• [Written problem] Rewrite all the lines below as a numbered list, dropping any blank lines.

----- Supplied data -----

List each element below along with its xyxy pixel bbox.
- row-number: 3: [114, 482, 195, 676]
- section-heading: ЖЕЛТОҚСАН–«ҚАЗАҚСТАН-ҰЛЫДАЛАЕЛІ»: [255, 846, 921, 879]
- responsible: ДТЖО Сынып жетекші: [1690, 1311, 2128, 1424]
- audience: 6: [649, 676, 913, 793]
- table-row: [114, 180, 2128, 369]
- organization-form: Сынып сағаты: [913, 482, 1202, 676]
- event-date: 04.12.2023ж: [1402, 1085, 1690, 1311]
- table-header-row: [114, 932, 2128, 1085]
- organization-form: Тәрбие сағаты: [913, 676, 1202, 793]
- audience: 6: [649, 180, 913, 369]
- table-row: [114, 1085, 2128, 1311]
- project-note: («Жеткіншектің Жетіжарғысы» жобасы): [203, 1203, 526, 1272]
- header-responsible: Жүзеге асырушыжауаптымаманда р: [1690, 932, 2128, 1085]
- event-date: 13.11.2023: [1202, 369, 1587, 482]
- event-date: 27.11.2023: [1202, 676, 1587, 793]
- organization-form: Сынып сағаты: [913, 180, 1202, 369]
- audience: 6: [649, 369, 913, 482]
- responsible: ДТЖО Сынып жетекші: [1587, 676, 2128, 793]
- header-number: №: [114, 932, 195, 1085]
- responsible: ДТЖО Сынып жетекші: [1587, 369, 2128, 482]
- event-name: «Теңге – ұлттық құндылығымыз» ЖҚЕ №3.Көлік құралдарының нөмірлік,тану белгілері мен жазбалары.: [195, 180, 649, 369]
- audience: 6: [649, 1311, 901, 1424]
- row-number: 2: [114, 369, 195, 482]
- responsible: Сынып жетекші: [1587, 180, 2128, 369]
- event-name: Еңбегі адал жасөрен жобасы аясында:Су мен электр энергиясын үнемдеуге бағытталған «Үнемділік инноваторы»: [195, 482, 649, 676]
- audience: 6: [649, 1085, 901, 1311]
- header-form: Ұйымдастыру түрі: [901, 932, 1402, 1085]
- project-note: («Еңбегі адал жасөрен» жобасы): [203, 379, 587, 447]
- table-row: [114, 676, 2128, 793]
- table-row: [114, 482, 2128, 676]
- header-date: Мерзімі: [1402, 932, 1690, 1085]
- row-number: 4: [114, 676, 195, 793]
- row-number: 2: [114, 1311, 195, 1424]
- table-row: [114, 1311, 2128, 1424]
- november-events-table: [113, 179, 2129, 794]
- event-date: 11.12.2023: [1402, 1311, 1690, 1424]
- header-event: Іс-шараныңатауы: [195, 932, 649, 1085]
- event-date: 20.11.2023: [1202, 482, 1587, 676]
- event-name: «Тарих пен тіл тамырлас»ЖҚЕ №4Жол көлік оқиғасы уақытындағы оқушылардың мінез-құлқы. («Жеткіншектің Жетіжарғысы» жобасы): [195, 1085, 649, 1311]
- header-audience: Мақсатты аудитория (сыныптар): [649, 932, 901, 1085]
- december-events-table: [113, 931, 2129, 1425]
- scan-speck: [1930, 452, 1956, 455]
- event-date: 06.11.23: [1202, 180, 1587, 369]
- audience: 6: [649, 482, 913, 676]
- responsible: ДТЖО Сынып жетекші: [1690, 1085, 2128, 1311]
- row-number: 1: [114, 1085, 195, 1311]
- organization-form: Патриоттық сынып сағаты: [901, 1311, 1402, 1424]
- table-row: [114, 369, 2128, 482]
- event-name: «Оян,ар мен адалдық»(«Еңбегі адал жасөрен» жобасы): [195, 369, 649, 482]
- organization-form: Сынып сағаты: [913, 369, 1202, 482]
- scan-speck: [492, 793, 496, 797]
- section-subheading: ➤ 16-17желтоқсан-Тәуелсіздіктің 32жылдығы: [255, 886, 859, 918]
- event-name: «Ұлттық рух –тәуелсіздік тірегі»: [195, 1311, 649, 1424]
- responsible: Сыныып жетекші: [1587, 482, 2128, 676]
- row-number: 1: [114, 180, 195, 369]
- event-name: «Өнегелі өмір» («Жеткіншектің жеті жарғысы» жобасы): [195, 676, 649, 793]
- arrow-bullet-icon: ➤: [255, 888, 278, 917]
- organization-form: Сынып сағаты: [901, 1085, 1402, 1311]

-----

• [Expected answer]
1. List each element below along with its xyxy pixel bbox.
2. - row-number: 3: [114, 482, 195, 676]
3. - section-heading: ЖЕЛТОҚСАН–«ҚАЗАҚСТАН-ҰЛЫДАЛАЕЛІ»: [255, 846, 921, 879]
4. - responsible: ДТЖО Сынып жетекші: [1690, 1311, 2128, 1424]
5. - audience: 6: [649, 676, 913, 793]
6. - table-row: [114, 180, 2128, 369]
7. - organization-form: Сынып сағаты: [913, 482, 1202, 676]
8. - event-date: 04.12.2023ж: [1402, 1085, 1690, 1311]
9. - table-header-row: [114, 932, 2128, 1085]
10. - organization-form: Тәрбие сағаты: [913, 676, 1202, 793]
11. - audience: 6: [649, 180, 913, 369]
12. - table-row: [114, 1085, 2128, 1311]
13. - project-note: («Жеткіншектің Жетіжарғысы» жобасы): [203, 1203, 526, 1272]
14. - header-responsible: Жүзеге асырушыжауаптымаманда р: [1690, 932, 2128, 1085]
15. - event-date: 13.11.2023: [1202, 369, 1587, 482]
16. - event-date: 27.11.2023: [1202, 676, 1587, 793]
17. - organization-form: Сынып сағаты: [913, 180, 1202, 369]
18. - audience: 6: [649, 369, 913, 482]
19. - responsible: ДТЖО Сынып жетекші: [1587, 676, 2128, 793]
20. - header-number: №: [114, 932, 195, 1085]
21. - responsible: ДТЖО Сынып жетекші: [1587, 369, 2128, 482]
22. - event-name: «Теңге – ұлттық құндылығымыз» ЖҚЕ №3.Көлік құралдарының нөмірлік,тану белгілері мен жазбалары.: [195, 180, 649, 369]
23. - audience: 6: [649, 1311, 901, 1424]
24. - row-number: 2: [114, 369, 195, 482]
25. - responsible: Сынып жетекші: [1587, 180, 2128, 369]
26. - event-name: Еңбегі адал жасөрен жобасы аясында:Су мен электр энергиясын үнемдеуге бағытталған «Үнемділік инноваторы»: [195, 482, 649, 676]
27. - audience: 6: [649, 1085, 901, 1311]
28. - header-form: Ұйымдастыру түрі: [901, 932, 1402, 1085]
29. - project-note: («Еңбегі адал жасөрен» жобасы): [203, 379, 587, 447]
30. - table-row: [114, 676, 2128, 793]
31. - table-row: [114, 482, 2128, 676]
32. - header-date: Мерзімі: [1402, 932, 1690, 1085]
33. - row-number: 4: [114, 676, 195, 793]
34. - row-number: 2: [114, 1311, 195, 1424]
35. - table-row: [114, 1311, 2128, 1424]
36. - november-events-table: [113, 179, 2129, 794]
37. - event-date: 11.12.2023: [1402, 1311, 1690, 1424]
38. - header-event: Іс-шараныңатауы: [195, 932, 649, 1085]
39. - event-date: 20.11.2023: [1202, 482, 1587, 676]
40. - event-name: «Тарих пен тіл тамырлас»ЖҚЕ №4Жол көлік оқиғасы уақытындағы оқушылардың мінез-құлқы. («Жеткіншектің Жетіжарғысы» жобасы): [195, 1085, 649, 1311]
41. - header-audience: Мақсатты аудитория (сыныптар): [649, 932, 901, 1085]
42. - december-events-table: [113, 931, 2129, 1425]
43. - scan-speck: [1930, 452, 1956, 455]
44. - event-date: 06.11.23: [1202, 180, 1587, 369]
45. - audience: 6: [649, 482, 913, 676]
46. - responsible: ДТЖО Сынып жетекші: [1690, 1085, 2128, 1311]
47. - row-number: 1: [114, 1085, 195, 1311]
48. - organization-form: Патриоттық сынып сағаты: [901, 1311, 1402, 1424]
49. - table-row: [114, 369, 2128, 482]
50. - event-name: «Оян,ар мен адалдық»(«Еңбегі адал жасөрен» жобасы): [195, 369, 649, 482]
51. - organization-form: Сынып сағаты: [913, 369, 1202, 482]
52. - scan-speck: [492, 793, 496, 797]
53. - section-subheading: ➤ 16-17желтоқсан-Тәуелсіздіктің 32жылдығы: [255, 886, 859, 918]
54. - event-name: «Ұлттық рух –тәуелсіздік тірегі»: [195, 1311, 649, 1424]
55. - responsible: Сыныып жетекші: [1587, 482, 2128, 676]
56. - row-number: 1: [114, 180, 195, 369]
57. - event-name: «Өнегелі өмір» («Жеткіншектің жеті жарғысы» жобасы): [195, 676, 649, 793]
58. - arrow-bullet-icon: ➤: [255, 888, 278, 917]
59. - organization-form: Сынып сағаты: [901, 1085, 1402, 1311]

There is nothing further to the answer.